Some of the factors that compelled CCP members to form a security pact with Russia were: the poor economic status in China; the need for global recognition and legitimacy; and the lack of a deterrence and self-protective guard against an American assault (Bolt & Cross 2009, p.2).
In 1949, Mao, the CCP party leader, made his maiden tour to Moscow that lasted several weeks. His discussions with Stalin, the Russian leader focused on the conditions of the strategic alliance between China and Russia (Kim 2011, p.19). Mao’s trip to Moscow meant that the People’s Republic of China had joined the communist camp, with Russia as the principal leader.
During the deliberations, the Russian leader, at first assumed a ‘grabbing with two hands’ approach’ (Kim 2011, p.20). Stalin not only wanted to preserve all the compromises he had extorted from the Kuomintang, the Chinese Nationalists regime, when they signed the China-Russian accord in 1945 but also was against the anti-American coalition pact. As a matter of fact, the U.S. was invited to the Mao-Stalin meeting.
The diverse approaches of Stalin and Mao on strategies to react to an American attack arose from their diverge judgment of the possibility of an American assault against their countries.
Whereas Russia considered the American’s intentions to provide military support to Japan as an alarming danger, on the other hand, China stressed that the U.S. had a plot to undermine the triumph of the Chinese Revolt by offering military support to anti-revolutionary factions on the Taiwanese mainland.

◆ **COMPLETE THE FOLLOWING**:
[a] Swap "Moscow" for "the Soviet capital" in the passage on the China–Russia alliance, then write out the stretch from "In 1949, Mao, the" through "the Mao-Stalin meeting." with that change.
[b] Write the next part of the passage on the China–Russia alliance, picking up after its final sentence.

(Collected data entries)
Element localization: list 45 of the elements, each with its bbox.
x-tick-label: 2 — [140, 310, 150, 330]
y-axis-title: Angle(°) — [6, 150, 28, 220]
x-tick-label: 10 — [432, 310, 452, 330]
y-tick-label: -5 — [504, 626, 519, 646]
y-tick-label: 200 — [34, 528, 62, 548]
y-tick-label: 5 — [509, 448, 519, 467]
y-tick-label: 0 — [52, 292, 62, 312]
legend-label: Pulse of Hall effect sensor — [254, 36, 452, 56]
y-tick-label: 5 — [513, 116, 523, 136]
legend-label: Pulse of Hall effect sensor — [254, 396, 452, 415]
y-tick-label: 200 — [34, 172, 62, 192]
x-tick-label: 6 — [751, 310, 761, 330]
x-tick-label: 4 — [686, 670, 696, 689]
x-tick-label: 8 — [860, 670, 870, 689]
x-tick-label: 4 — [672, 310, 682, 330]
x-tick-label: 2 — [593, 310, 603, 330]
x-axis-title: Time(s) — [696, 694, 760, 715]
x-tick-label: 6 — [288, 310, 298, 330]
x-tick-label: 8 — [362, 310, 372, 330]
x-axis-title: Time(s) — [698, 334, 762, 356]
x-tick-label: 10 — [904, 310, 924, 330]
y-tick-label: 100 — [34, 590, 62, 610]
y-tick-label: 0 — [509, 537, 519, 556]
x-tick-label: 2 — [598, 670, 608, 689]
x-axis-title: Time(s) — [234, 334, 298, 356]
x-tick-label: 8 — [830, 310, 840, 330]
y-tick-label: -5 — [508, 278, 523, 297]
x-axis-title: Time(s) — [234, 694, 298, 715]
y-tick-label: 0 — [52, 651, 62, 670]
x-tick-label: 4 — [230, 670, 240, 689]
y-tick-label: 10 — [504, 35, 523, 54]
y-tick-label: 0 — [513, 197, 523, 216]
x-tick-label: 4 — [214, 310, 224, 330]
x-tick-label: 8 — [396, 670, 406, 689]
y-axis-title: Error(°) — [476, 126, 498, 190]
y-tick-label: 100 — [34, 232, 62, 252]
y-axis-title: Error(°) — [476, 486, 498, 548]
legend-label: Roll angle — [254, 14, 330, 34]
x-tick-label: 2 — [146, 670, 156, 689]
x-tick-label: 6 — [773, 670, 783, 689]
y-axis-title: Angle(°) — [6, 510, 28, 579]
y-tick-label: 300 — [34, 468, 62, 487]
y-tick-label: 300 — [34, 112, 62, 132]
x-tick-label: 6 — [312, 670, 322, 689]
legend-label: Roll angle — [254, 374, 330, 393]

◆ **WRITTEN ANSWERS**:
[a]
In 1949, Mao, the CCP party leader, made his maiden tour to the Soviet capital that lasted several weeks. His discussions with Stalin, the Russian leader focused on the conditions of the strategic alliance between China and Russia (Kim 2011, p.19). Mao’s trip to the Soviet capital meant that the People’s Republic of China had joined the communist camp, with Russia as the principal leader.
During the deliberations, the Russian leader, at first assumed a ‘grabbing with two hands’ approach’ (Kim 2011, p.20). Stalin not only wanted to preserve all the compromises he had extorted from the Kuomintang, the Chinese Nationalists regime, when they signed the China-Russian accord in 1945 but also was against the anti-American coalition pact. As a matter of fact, the U.S. was invited to the Mao-Stalin meeting.

[b]
Thus according to China, the American’s actions in Taiwan necessitated the immediate creation of the Sino-Soviet treaty (Kim 2011, p.20). Thus after numerous deliberations between Mao and Stalin, the two leaders signed a pact on February 14th, 1950.
Some of the main tenets of the pact included: Mutual Assistance; Alliance; and Sino-Soviet Treaty of Friendship (Kim 2011, p.21). The principle goal of the Sino-Russian pact was to build a socialist unity in East Asia as a counterbalance against the U.S-Japanese coalition in East Asia (Dittmer 2009, p.1; Menon 2009, p.4).
However, Russia’s policy in East Asia has been subjected to criticism for a long time. It is generally accepted that Russia’s strategies in East Asia have been moribund.
Russian experts and the West have frequently described the apparent failure of the Moscow administration to value the political and economical significance of the region by a number of reasons, such as ideological restraints of the Russia’s foreign policy, conventional euro-centrism and the stalemate in the territorial confrontation between Moscow and Japan, the region’s de-facto leader (Wishnick n.d., p.45).
This has compelled majority of political analysts in the U.S. and Western Europe to refer to Russia as a ‘sick man’ of Asia, a once great regional power that is basically unable to restore her prestige and power in East Asia (Azizian 2000, p.4).
The most effective qualitative method used in assessing the Sino-Russia pact relates to the theory of neo-realism. According to this theory, a state, in its engagement with other states, will seek for ways to promote its own interests and will not subordinate its goals to those of other states. At the very least, a state will make certain of its continued existence since this is a precondition to achieve other goals.
Thus, survival is the principal factor that influences the state’s actions to form military alliances and/or develop offensive military arsenals as a way to boost their relative power (such as the Sino-Russia pact in 1950).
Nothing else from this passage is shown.